(Stored data)
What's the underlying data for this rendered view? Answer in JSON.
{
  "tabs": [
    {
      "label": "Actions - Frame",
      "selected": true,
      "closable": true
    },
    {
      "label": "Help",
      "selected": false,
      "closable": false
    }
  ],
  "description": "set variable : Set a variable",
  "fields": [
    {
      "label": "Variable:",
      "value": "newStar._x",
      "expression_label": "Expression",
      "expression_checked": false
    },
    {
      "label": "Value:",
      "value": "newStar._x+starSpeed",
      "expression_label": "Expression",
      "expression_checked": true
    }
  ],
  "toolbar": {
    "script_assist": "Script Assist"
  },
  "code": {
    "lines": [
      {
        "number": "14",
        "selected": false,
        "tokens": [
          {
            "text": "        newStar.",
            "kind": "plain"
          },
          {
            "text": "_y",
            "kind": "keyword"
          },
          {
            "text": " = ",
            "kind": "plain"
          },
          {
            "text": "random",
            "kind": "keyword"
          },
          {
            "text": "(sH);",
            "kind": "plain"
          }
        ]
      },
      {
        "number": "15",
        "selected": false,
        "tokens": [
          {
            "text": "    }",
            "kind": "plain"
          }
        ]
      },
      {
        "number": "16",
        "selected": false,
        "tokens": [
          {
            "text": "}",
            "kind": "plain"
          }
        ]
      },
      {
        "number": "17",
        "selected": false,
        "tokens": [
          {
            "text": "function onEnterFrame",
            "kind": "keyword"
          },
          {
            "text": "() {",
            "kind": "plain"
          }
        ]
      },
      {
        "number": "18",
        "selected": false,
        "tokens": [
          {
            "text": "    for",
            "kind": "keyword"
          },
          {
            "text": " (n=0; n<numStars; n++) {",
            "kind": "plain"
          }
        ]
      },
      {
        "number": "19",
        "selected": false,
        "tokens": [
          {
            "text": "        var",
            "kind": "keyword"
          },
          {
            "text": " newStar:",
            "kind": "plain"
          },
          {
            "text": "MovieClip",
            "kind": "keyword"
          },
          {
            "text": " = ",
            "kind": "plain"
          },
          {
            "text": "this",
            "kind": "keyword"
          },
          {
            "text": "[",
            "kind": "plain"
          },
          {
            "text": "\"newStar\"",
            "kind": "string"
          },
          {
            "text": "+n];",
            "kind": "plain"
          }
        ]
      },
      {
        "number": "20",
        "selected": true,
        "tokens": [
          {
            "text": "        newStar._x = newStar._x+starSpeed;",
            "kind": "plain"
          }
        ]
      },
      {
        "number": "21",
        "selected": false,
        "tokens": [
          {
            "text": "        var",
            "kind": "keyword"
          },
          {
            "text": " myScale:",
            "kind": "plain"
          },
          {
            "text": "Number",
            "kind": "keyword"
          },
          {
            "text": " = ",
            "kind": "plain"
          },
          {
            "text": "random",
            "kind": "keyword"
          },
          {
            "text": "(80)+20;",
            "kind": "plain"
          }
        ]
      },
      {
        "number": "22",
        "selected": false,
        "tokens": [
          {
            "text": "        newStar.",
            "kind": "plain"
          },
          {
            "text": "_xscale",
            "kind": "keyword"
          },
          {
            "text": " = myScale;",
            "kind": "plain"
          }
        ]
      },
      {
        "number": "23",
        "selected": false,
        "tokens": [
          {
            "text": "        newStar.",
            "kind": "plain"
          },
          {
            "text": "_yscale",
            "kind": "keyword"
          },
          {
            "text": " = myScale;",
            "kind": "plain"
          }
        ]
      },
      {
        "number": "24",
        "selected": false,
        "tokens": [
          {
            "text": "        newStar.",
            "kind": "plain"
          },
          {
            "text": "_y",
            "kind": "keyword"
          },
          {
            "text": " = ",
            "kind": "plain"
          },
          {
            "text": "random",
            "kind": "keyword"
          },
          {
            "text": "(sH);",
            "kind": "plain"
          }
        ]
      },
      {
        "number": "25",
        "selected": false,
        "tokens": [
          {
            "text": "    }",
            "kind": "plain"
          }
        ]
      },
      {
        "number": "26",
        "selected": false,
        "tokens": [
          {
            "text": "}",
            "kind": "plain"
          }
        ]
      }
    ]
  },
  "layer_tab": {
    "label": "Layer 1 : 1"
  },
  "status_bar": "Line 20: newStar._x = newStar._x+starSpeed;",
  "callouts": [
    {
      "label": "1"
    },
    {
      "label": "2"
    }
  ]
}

Task prompt – Repeat the data precisely, reproducing every entry.

The result –
What's the underlying data for this rendered view? Answer in JSON.
{
  "tabs": [
    {
      "label": "Actions - Frame",
      "selected": true,
      "closable": true
    },
    {
      "label": "Help",
      "selected": false,
      "closable": false
    }
  ],
  "description": "set variable : Set a variable",
  "fields": [
    {
      "label": "Variable:",
      "value": "newStar._x",
      "expression_label": "Expression",
      "expression_checked": false
    },
    {
      "label": "Value:",
      "value": "newStar._x+starSpeed",
      "expression_label": "Expression",
      "expression_checked": true
    }
  ],
  "toolbar": {
    "script_assist": "Script Assist"
  },
  "code": {
    "lines": [
      {
        "number": "14",
        "selected": false,
        "tokens": [
          {
            "text": "        newStar.",
            "kind": "plain"
          },
          {
            "text": "_y",
            "kind": "keyword"
          },
          {
            "text": " = ",
            "kind": "plain"
          },
          {
            "text": "random",
            "kind": "keyword"
          },
          {
            "text": "(sH);",
            "kind": "plain"
          }
        ]
      },
      {
        "number": "15",
        "selected": false,
        "tokens": [
          {
            "text": "    }",
            "kind": "plain"
          }
        ]
      },
      {
        "number": "16",
        "selected": false,
        "tokens": [
          {
            "text": "}",
            "kind": "plain"
          }
        ]
      },
      {
        "number": "17",
        "selected": false,
        "tokens": [
          {
            "text": "function onEnterFrame",
            "kind": "keyword"
          },
          {
            "text": "() {",
            "kind": "plain"
          }
        ]
      },
      {
        "number": "18",
        "selected": false,
        "tokens": [
          {
            "text": "    for",
            "kind": "keyword"
          },
          {
            "text": " (n=0; n<numStars; n++) {",
            "kind": "plain"
          }
        ]
      },
      {
        "number": "19",
        "selected": false,
        "tokens": [
          {
            "text": "        var",
            "kind": "keyword"
          },
          {
            "text": " newStar:",
            "kind": "plain"
          },
          {
            "text": "MovieClip",
            "kind": "keyword"
          },
          {
            "text": " = ",
            "kind": "plain"
          },
          {
            "text": "this",
            "kind": "keyword"
          },
          {
            "text": "[",
            "kind": "plain"
          },
          {
            "text": "\"newStar\"",
            "kind": "string"
          },
          {
            "text": "+n];",
            "kind": "plain"
          }
        ]
      },
      {
        "number": "20",
        "selected": true,
        "tokens": [
          {
            "text": "        newStar._x = newStar._x+starSpeed;",
            "kind": "plain"
          }
        ]
      },
      {
        "number": "21",
        "selected": false,
        "tokens": [
          {
            "text": "        var",
            "kind": "keyword"
          },
          {
            "text": " myScale:",
            "kind": "plain"
          },
          {
            "text": "Number",
            "kind": "keyword"
          },
          {
            "text": " = ",
            "kind": "plain"
          },
          {
            "text": "random",
            "kind": "keyword"
          },
          {
            "text": "(80)+20;",
            "kind": "plain"
          }
        ]
      },
      {
        "number": "22",
        "selected": false,
        "tokens": [
          {
            "text": "        newStar.",
            "kind": "plain"
          },
          {
            "text": "_xscale",
            "kind": "keyword"
          },
          {
            "text": " = myScale;",
            "kind": "plain"
          }
        ]
      },
      {
        "number": "23",
        "selected": false,
        "tokens": [
          {
            "text": "        newStar.",
            "kind": "plain"
          },
          {
            "text": "_yscale",
            "kind": "keyword"
          },
          {
            "text": " = myScale;",
            "kind": "plain"
          }
        ]
      },
      {
        "number": "24",
        "selected": false,
        "tokens": [
          {
            "text": "        newStar.",
            "kind": "plain"
          },
          {
            "text": "_y",
            "kind": "keyword"
          },
          {
            "text": " = ",
            "kind": "plain"
          },
          {
            "text": "random",
            "kind": "keyword"
          },
          {
            "text": "(sH);",
            "kind": "plain"
          }
        ]
      },
      {
        "number": "25",
        "selected": false,
        "tokens": [
          {
            "text": "    }",
            "kind": "plain"
          }
        ]
      },
      {
        "number": "26",
        "selected": false,
        "tokens": [
          {
            "text": "}",
            "kind": "plain"
          }
        ]
      }
    ]
  },
  "layer_tab": {
    "label": "Layer 1 : 1"
  },
  "status_bar": "Line 20: newStar._x = newStar._x+starSpeed;",
  "callouts": [
    {
      "label": "1"
    },
    {
      "label": "2"
    }
  ]
}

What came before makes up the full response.